[[ Document section, beginning ]]

Gasperino Cinelli

Personal information
- Date of birth: January 3, 1982 (age 44)
- Place of birth: Latina, Italy
- Position(s): Winger; forward;

Senior career*
- Years: Team / Apps / (Gls)
- -2001–02: S.S. Lazio / 0 / (0)
- 2000–01: Ternana Calcio→(loan) / 13 / (0)
- 2002–03: F.C. Aprilia Racing Club
- 2003–04: A.S.D. Igea Virtus Barcellona / 11 / (2)
- 2003–05: Latina Calcio 1932 / 9 / (1)
- 2004–05: U.S. Alessandria Calcio 1912
- 2005–06: Derthona F.B.C. 1908
- 2006–07: F.C. Rieti / 6 / (0)
- 2006–07: A.S.D. Albalonga
- 2007–08: Pol. Monterotondo Lupa
- 2007–08 2010–11: Latina Calcio 1932 / 16+ / (0+)
- 2011–12: A.S.D. Anziolavinio
- 2011–12: A.S.D. Nuova Circe
- 2017–18: Pontinia Calcio 1994

= Gasperino Cinelli =

Italian footballer

Gasperino Cinelli (born 3 January 1982 in Italy) is an Italian retired footballer.

==Career==
At the age of 17, Cinelli was named best player at the 1999 Torneo di Viareggio, the most prestigious youth tournament in Italy. At the time, he was considered to be one of the best prospects in Italy and was compared to former S.S. Lazio players Vincenzo D'Amico as well as Alen Bokšić, both forwards. However, he could not handle the pressure and was playing in the Italian amateur fifth division by 2005, at the age of 23.

[[ Document section, end ]]

Work to be completed —
Copy the Gasperino Cinelli profile from "Personal information" to "Apps / (Gls)", switching "Winger" to "Midfielder". None of the lines are needed.

[[ Listed entries, beginning ]]

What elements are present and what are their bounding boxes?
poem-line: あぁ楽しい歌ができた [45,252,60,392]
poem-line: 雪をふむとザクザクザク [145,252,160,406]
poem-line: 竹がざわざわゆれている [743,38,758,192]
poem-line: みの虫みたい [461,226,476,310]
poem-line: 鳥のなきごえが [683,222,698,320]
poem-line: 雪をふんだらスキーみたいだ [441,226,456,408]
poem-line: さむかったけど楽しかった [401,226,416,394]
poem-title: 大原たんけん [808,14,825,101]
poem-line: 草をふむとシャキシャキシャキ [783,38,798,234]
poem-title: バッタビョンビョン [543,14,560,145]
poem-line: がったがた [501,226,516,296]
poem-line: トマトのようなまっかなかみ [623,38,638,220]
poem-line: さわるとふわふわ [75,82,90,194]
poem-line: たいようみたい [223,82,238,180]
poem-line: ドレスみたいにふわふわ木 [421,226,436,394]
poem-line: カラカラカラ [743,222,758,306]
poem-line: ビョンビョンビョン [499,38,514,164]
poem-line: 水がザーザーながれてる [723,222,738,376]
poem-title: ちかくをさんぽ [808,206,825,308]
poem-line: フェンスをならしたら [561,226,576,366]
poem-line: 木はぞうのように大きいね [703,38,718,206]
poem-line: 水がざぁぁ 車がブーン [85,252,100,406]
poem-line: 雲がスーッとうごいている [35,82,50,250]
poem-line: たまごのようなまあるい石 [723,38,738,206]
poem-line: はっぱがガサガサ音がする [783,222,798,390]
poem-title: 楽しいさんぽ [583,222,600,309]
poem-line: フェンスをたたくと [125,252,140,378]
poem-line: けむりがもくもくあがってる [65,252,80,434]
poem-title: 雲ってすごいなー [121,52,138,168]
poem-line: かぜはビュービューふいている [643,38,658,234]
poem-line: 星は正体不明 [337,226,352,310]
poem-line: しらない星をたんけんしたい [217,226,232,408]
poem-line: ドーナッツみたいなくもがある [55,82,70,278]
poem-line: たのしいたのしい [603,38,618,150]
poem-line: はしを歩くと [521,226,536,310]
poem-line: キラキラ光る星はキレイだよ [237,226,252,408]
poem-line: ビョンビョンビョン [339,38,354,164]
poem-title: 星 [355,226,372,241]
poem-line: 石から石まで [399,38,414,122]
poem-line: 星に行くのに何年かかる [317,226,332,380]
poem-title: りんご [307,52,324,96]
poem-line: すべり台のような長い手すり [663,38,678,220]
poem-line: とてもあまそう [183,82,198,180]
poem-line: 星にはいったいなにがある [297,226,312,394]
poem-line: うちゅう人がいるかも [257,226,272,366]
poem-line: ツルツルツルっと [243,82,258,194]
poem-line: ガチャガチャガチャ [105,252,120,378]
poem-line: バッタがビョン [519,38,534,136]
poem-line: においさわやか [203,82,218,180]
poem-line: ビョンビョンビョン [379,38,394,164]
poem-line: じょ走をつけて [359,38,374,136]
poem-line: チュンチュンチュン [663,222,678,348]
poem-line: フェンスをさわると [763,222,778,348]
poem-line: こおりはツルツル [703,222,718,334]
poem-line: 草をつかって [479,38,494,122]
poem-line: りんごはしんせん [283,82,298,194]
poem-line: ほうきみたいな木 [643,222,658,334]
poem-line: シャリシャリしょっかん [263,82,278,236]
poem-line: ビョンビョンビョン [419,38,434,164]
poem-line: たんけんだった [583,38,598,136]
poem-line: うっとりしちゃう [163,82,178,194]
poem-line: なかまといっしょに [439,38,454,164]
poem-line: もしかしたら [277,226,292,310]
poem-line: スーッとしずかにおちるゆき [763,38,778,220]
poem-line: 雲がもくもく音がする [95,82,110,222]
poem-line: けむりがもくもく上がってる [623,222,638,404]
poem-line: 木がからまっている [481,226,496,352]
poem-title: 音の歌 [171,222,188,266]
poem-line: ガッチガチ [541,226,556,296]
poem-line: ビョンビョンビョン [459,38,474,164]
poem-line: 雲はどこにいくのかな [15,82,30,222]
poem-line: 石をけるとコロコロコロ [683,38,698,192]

[[ Listed entries, end ]]

Exercise result —
Personal information
- Date of birth: January 3, 1982 (age 44)
- Place of birth: Latina, Italy
- Position(s): Midfielder; forward;

Senior career*
- Years: Team / Apps / (Gls)